→ **GIVEN INSTRUCTION**
Pick out each line of the records that includes the string "page", and copy it.

Records from a data collection
::::

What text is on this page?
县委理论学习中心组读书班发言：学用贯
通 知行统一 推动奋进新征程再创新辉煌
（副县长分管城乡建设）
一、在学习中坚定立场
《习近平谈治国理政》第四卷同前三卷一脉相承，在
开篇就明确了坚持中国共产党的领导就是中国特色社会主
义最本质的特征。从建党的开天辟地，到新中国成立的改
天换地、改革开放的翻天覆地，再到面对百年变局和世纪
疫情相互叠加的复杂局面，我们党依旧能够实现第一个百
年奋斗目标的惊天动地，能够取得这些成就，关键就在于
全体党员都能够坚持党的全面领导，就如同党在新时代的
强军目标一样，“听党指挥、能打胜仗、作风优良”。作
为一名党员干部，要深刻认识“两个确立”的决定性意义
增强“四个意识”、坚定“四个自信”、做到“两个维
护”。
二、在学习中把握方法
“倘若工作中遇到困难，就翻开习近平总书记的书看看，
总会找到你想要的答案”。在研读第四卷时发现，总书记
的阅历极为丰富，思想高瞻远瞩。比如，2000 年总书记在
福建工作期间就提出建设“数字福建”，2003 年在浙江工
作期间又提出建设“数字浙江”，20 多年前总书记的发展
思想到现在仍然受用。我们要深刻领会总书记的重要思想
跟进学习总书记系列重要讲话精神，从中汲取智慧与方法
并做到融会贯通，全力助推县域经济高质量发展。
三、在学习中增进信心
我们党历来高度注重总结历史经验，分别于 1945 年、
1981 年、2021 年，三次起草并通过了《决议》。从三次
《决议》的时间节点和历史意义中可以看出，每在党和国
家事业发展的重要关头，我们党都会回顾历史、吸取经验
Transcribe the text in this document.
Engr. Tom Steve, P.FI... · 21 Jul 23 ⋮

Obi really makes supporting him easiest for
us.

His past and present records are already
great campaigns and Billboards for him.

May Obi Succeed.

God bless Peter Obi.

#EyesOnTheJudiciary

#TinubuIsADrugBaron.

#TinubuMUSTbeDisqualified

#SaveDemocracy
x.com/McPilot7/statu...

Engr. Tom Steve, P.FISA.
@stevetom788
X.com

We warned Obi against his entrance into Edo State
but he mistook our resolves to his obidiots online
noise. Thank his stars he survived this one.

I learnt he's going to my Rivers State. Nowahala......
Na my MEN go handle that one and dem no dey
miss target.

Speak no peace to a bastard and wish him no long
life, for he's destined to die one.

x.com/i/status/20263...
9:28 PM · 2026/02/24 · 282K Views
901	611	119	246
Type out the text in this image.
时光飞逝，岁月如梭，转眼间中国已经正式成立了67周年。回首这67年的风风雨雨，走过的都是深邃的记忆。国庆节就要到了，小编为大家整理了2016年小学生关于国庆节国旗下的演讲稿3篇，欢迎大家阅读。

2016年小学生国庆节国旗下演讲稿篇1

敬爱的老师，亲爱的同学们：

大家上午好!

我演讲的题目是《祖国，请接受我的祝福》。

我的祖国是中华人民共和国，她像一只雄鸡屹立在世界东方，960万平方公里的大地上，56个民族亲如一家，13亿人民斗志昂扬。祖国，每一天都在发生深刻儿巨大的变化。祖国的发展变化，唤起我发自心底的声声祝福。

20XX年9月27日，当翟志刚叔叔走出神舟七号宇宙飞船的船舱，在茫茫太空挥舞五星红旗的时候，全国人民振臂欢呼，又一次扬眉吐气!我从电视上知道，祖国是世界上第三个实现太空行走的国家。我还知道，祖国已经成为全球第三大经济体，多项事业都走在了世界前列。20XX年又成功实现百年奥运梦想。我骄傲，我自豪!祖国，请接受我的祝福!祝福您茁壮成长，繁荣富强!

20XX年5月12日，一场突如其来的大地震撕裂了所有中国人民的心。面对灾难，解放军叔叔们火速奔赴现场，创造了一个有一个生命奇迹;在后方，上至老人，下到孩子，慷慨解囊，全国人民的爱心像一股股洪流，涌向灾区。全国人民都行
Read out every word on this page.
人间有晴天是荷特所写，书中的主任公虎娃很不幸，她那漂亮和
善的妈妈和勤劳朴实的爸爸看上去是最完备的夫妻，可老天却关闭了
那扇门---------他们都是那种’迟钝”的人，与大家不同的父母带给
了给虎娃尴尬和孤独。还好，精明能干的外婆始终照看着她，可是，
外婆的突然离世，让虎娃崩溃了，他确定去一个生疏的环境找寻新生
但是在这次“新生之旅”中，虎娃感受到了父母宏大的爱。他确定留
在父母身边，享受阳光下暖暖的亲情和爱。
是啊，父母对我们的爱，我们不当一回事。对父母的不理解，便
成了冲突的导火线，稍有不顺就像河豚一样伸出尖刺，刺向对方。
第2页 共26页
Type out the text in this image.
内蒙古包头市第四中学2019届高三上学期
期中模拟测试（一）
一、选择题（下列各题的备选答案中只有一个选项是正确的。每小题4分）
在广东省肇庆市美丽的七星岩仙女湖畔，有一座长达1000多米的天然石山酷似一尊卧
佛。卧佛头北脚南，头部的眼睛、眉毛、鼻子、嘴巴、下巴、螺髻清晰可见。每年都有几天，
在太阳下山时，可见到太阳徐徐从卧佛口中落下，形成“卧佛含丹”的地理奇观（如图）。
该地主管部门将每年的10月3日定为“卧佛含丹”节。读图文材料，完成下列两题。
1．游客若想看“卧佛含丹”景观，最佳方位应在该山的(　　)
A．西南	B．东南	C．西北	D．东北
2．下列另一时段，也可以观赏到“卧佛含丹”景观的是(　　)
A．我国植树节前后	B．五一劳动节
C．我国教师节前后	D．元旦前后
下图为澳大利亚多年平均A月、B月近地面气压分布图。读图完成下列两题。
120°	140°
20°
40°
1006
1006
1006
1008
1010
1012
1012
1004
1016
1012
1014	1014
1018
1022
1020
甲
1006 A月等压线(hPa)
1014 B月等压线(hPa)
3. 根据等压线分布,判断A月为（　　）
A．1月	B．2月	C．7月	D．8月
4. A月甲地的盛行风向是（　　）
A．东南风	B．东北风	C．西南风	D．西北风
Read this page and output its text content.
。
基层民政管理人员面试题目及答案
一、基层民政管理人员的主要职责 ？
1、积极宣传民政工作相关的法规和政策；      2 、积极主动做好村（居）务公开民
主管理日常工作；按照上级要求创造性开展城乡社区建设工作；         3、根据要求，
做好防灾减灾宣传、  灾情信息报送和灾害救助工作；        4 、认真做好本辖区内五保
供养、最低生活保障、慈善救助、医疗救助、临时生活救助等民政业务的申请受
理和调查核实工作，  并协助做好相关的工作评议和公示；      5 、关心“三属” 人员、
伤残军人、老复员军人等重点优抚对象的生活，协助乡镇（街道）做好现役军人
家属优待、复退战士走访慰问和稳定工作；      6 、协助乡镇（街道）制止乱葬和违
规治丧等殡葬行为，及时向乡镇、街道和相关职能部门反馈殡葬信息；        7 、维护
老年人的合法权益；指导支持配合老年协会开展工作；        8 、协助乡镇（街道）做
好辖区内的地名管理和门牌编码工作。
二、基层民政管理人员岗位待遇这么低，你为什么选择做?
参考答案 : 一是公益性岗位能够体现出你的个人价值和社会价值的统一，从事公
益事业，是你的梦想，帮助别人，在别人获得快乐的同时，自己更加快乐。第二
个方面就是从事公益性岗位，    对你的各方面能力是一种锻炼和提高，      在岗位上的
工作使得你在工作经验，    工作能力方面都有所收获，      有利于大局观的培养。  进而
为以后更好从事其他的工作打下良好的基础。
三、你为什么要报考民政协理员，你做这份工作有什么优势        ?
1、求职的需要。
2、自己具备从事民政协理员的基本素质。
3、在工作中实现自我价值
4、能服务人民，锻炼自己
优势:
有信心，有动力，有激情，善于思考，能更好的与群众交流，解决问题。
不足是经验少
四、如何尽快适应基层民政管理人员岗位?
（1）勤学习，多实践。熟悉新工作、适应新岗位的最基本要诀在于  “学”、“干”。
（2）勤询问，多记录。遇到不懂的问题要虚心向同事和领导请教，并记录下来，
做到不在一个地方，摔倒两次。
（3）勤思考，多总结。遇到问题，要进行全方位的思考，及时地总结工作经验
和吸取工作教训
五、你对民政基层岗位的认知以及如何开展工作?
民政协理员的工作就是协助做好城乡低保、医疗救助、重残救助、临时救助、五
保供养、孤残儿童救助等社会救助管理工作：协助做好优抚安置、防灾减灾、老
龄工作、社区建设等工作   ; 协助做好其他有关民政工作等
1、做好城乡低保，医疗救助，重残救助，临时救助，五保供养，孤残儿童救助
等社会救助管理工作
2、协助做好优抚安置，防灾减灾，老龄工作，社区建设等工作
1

::::

→ **CORRECT ANSWER**
What text is on this page?
Read out every word on this page.
Read this page and output its text content.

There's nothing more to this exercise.